=== RECORDS SHOWN ===
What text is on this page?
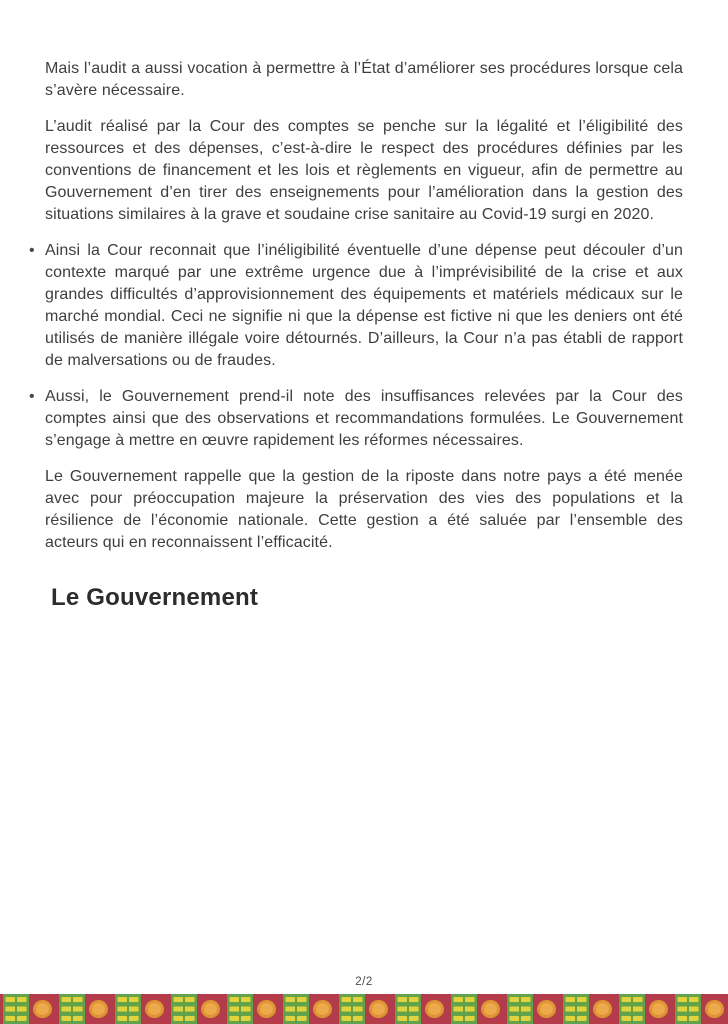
Mais l’audit a aussi vocation à permettre à l’État d’améliorer ses procédures lorsque cela s’avère nécessaire.

L’audit réalisé par la Cour des comptes se penche sur la légalité et l’éligibilité des ressources et des dépenses, c’est-à-dire le respect des procédures définies par les conventions de financement et les lois et règlements en vigueur, afin de permettre au Gouvernement d’en tirer des enseignements pour l’amélioration dans la gestion des situations similaires à la grave et soudaine crise sanitaire au Covid-19 surgi en 2020.

• Ainsi la Cour reconnait que l’inéligibilité éventuelle d’une dépense peut découler d’un contexte marqué par une extrême urgence due à l’imprévisibilité de la crise et aux grandes difficultés d’approvisionnement des équipements et matériels médicaux sur le marché mondial. Ceci ne signifie ni que la dépense est fictive ni que les deniers ont été utilisés de manière illégale voire détournés. D’ailleurs, la Cour n’a pas établi de rapport de malversations ou de fraudes.

• Aussi, le Gouvernement prend-il note des insuffisances relevées par la Cour des comptes ainsi que des observations et recommandations formulées. Le Gouvernement s’engage à mettre en œuvre rapidement les réformes nécessaires.

Le Gouvernement rappelle que la gestion de la riposte dans notre pays a été menée avec pour préoccupation majeure la préservation des vies des populations et la résilience de l’économie nationale. Cette gestion a été saluée par l’ensemble des acteurs qui en reconnaissent l’efficacité.

Le Gouvernement
2/2
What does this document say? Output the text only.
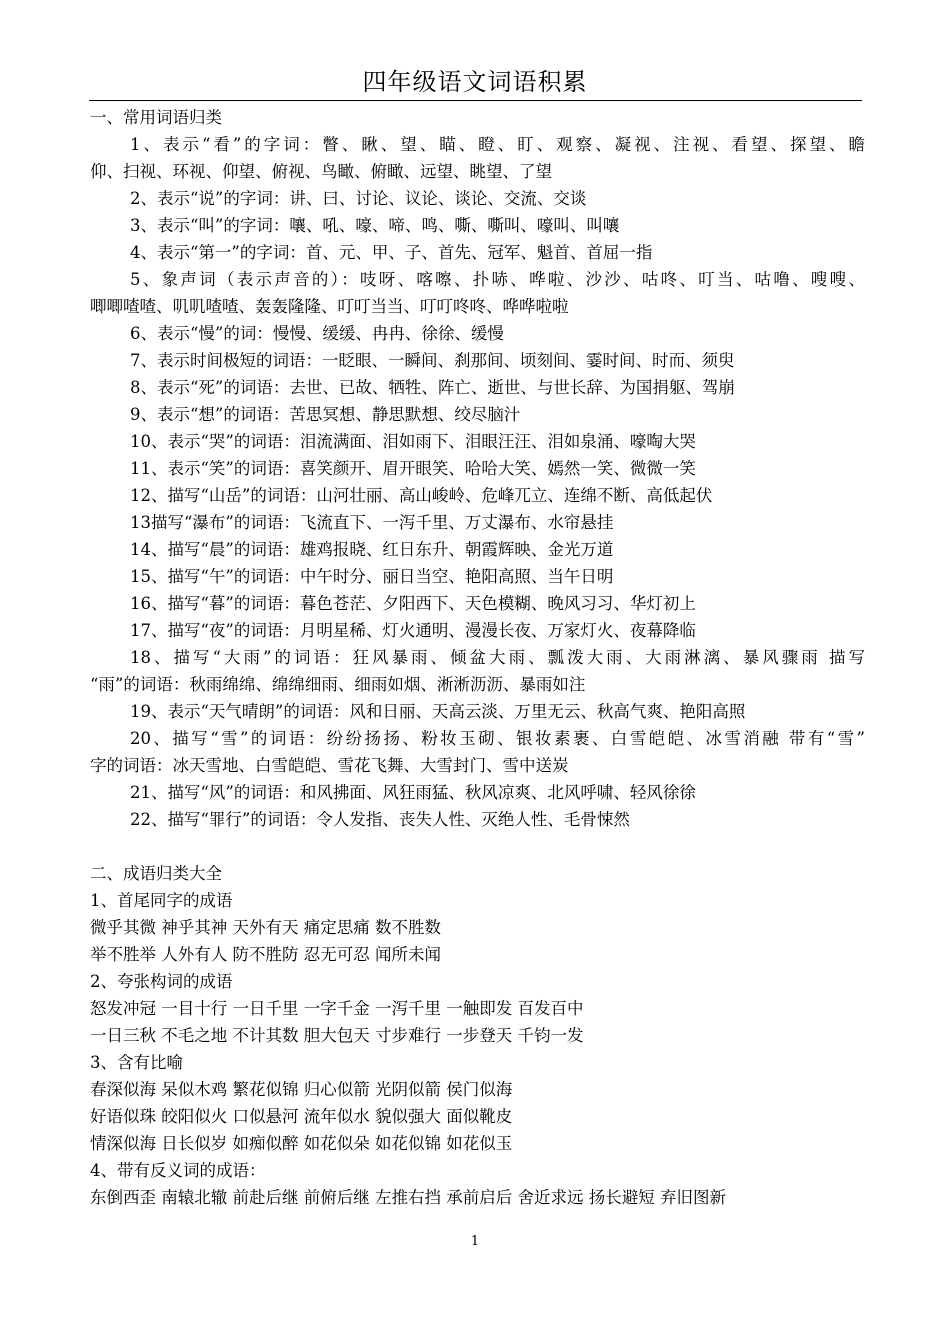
四年级语文词语积累
一、常用词语归类
1、表示“看”的字词：瞥、瞅、望、瞄、瞪、盯、观察、凝视、注视、看望、探望、瞻
仰、扫视、环视、仰望、俯视、鸟瞰、俯瞰、远望、眺望、了望
2、表示“说”的字词：讲、曰、讨论、议论、谈论、交流、交谈
3、表示“叫”的字词：嚷、吼、嚎、啼、鸣、嘶、嘶叫、嚎叫、叫嚷
4、表示“第一”的字词：首、元、甲、子、首先、冠军、魁首、首屈一指
5、象声词（表示声音的）：吱呀、喀嚓、扑哧、哗啦、沙沙、咕咚、叮当、咕噜、嗖嗖、
唧唧喳喳、叽叽喳喳、轰轰隆隆、叮叮当当、叮叮咚咚、哗哗啦啦
6、表示“慢”的词：慢慢、缓缓、冉冉、徐徐、缓慢
7、表示时间极短的词语：一眨眼、一瞬间、刹那间、顷刻间、霎时间、时而、须臾
8、表示“死”的词语：去世、已故、牺牲、阵亡、逝世、与世长辞、为国捐躯、驾崩
9、表示“想”的词语：苦思冥想、静思默想、绞尽脑汁
10、表示“哭”的词语：泪流满面、泪如雨下、泪眼汪汪、泪如泉涌、嚎啕大哭
11、表示“笑”的词语：喜笑颜开、眉开眼笑、哈哈大笑、嫣然一笑、微微一笑
12、描写“山岳”的词语：山河壮丽、高山峻岭、危峰兀立、连绵不断、高低起伏
13描写“瀑布”的词语：飞流直下、一泻千里、万丈瀑布、水帘悬挂
14、描写“晨”的词语：雄鸡报晓、红日东升、朝霞辉映、金光万道
15、描写“午”的词语：中午时分、丽日当空、艳阳高照、当午日明
16、描写“暮”的词语：暮色苍茫、夕阳西下、天色模糊、晚风习习、华灯初上
17、描写“夜”的词语：月明星稀、灯火通明、漫漫长夜、万家灯火、夜幕降临
18、描写“大雨”的词语：狂风暴雨、倾盆大雨、瓢泼大雨、大雨淋漓、暴风骤雨 描写
“雨”的词语：秋雨绵绵、绵绵细雨、细雨如烟、淅淅沥沥、暴雨如注
19、表示“天气晴朗”的词语：风和日丽、天高云淡、万里无云、秋高气爽、艳阳高照
20、描写“雪”的词语：纷纷扬扬、粉妆玉砌、银妆素裹、白雪皑皑、冰雪消融 带有“雪”
字的词语：冰天雪地、白雪皑皑、雪花飞舞、大雪封门、雪中送炭
21、描写“风”的词语：和风拂面、风狂雨猛、秋风凉爽、北风呼啸、轻风徐徐
22、描写“罪行”的词语：令人发指、丧失人性、灭绝人性、毛骨悚然
二、成语归类大全
1、首尾同字的成语
微乎其微 神乎其神 天外有天 痛定思痛 数不胜数
举不胜举 人外有人 防不胜防 忍无可忍 闻所未闻
2、夸张构词的成语
怒发冲冠 一目十行 一日千里 一字千金 一泻千里 一触即发 百发百中
一日三秋 不毛之地 不计其数 胆大包天 寸步难行 一步登天 千钧一发
3、含有比喻
春深似海 呆似木鸡 繁花似锦 归心似箭 光阴似箭 侯门似海
好语似珠 皎阳似火 口似悬河 流年似水 貌似强大 面似靴皮
情深似海 日长似岁 如痴似醉 如花似朵 如花似锦 如花似玉
4、带有反义词的成语：
东倒西歪 南辕北辙 前赴后继 前俯后继 左推右挡 承前启后 舍近求远 扬长避短 弃旧图新
1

=== YOUR TASK ===
Transcribe all of the entries word for word, but skip any pictures they contain.

=== OUTPUT OF THE EXERCISE ===
What text is on this page?
Mais l’audit a aussi vocation à permettre à l’État d’améliorer ses procédures lorsque cela s’avère nécessaire.

L’audit réalisé par la Cour des comptes se penche sur la légalité et l’éligibilité des ressources et des dépenses, c’est-à-dire le respect des procédures définies par les conventions de financement et les lois et règlements en vigueur, afin de permettre au Gouvernement d’en tirer des enseignements pour l’amélioration dans la gestion des situations similaires à la grave et soudaine crise sanitaire au Covid-19 surgi en 2020.

• Ainsi la Cour reconnait que l’inéligibilité éventuelle d’une dépense peut découler d’un contexte marqué par une extrême urgence due à l’imprévisibilité de la crise et aux grandes difficultés d’approvisionnement des équipements et matériels médicaux sur le marché mondial. Ceci ne signifie ni que la dépense est fictive ni que les deniers ont été utilisés de manière illégale voire détournés. D’ailleurs, la Cour n’a pas établi de rapport de malversations ou de fraudes.

• Aussi, le Gouvernement prend-il note des insuffisances relevées par la Cour des comptes ainsi que des observations et recommandations formulées. Le Gouvernement s’engage à mettre en œuvre rapidement les réformes nécessaires.

Le Gouvernement rappelle que la gestion de la riposte dans notre pays a été menée avec pour préoccupation majeure la préservation des vies des populations et la résilience de l’économie nationale. Cette gestion a été saluée par l’ensemble des acteurs qui en reconnaissent l’efficacité.

Le Gouvernement
2/2
What does this document say? Output the text only.
四年级语文词语积累
一、常用词语归类
1、表示“看”的字词：瞥、瞅、望、瞄、瞪、盯、观察、凝视、注视、看望、探望、瞻
仰、扫视、环视、仰望、俯视、鸟瞰、俯瞰、远望、眺望、了望
2、表示“说”的字词：讲、曰、讨论、议论、谈论、交流、交谈
3、表示“叫”的字词：嚷、吼、嚎、啼、鸣、嘶、嘶叫、嚎叫、叫嚷
4、表示“第一”的字词：首、元、甲、子、首先、冠军、魁首、首屈一指
5、象声词（表示声音的）：吱呀、喀嚓、扑哧、哗啦、沙沙、咕咚、叮当、咕噜、嗖嗖、
唧唧喳喳、叽叽喳喳、轰轰隆隆、叮叮当当、叮叮咚咚、哗哗啦啦
6、表示“慢”的词：慢慢、缓缓、冉冉、徐徐、缓慢
7、表示时间极短的词语：一眨眼、一瞬间、刹那间、顷刻间、霎时间、时而、须臾
8、表示“死”的词语：去世、已故、牺牲、阵亡、逝世、与世长辞、为国捐躯、驾崩
9、表示“想”的词语：苦思冥想、静思默想、绞尽脑汁
10、表示“哭”的词语：泪流满面、泪如雨下、泪眼汪汪、泪如泉涌、嚎啕大哭
11、表示“笑”的词语：喜笑颜开、眉开眼笑、哈哈大笑、嫣然一笑、微微一笑
12、描写“山岳”的词语：山河壮丽、高山峻岭、危峰兀立、连绵不断、高低起伏
13描写“瀑布”的词语：飞流直下、一泻千里、万丈瀑布、水帘悬挂
14、描写“晨”的词语：雄鸡报晓、红日东升、朝霞辉映、金光万道
15、描写“午”的词语：中午时分、丽日当空、艳阳高照、当午日明
16、描写“暮”的词语：暮色苍茫、夕阳西下、天色模糊、晚风习习、华灯初上
17、描写“夜”的词语：月明星稀、灯火通明、漫漫长夜、万家灯火、夜幕降临
18、描写“大雨”的词语：狂风暴雨、倾盆大雨、瓢泼大雨、大雨淋漓、暴风骤雨 描写
“雨”的词语：秋雨绵绵、绵绵细雨、细雨如烟、淅淅沥沥、暴雨如注
19、表示“天气晴朗”的词语：风和日丽、天高云淡、万里无云、秋高气爽、艳阳高照
20、描写“雪”的词语：纷纷扬扬、粉妆玉砌、银妆素裹、白雪皑皑、冰雪消融 带有“雪”
字的词语：冰天雪地、白雪皑皑、雪花飞舞、大雪封门、雪中送炭
21、描写“风”的词语：和风拂面、风狂雨猛、秋风凉爽、北风呼啸、轻风徐徐
22、描写“罪行”的词语：令人发指、丧失人性、灭绝人性、毛骨悚然
二、成语归类大全
1、首尾同字的成语
微乎其微 神乎其神 天外有天 痛定思痛 数不胜数
举不胜举 人外有人 防不胜防 忍无可忍 闻所未闻
2、夸张构词的成语
怒发冲冠 一目十行 一日千里 一字千金 一泻千里 一触即发 百发百中
一日三秋 不毛之地 不计其数 胆大包天 寸步难行 一步登天 千钧一发
3、含有比喻
春深似海 呆似木鸡 繁花似锦 归心似箭 光阴似箭 侯门似海
好语似珠 皎阳似火 口似悬河 流年似水 貌似强大 面似靴皮
情深似海 日长似岁 如痴似醉 如花似朵 如花似锦 如花似玉
4、带有反义词的成语：
东倒西歪 南辕北辙 前赴后继 前俯后继 左推右挡 承前启后 舍近求远 扬长避短 弃旧图新
1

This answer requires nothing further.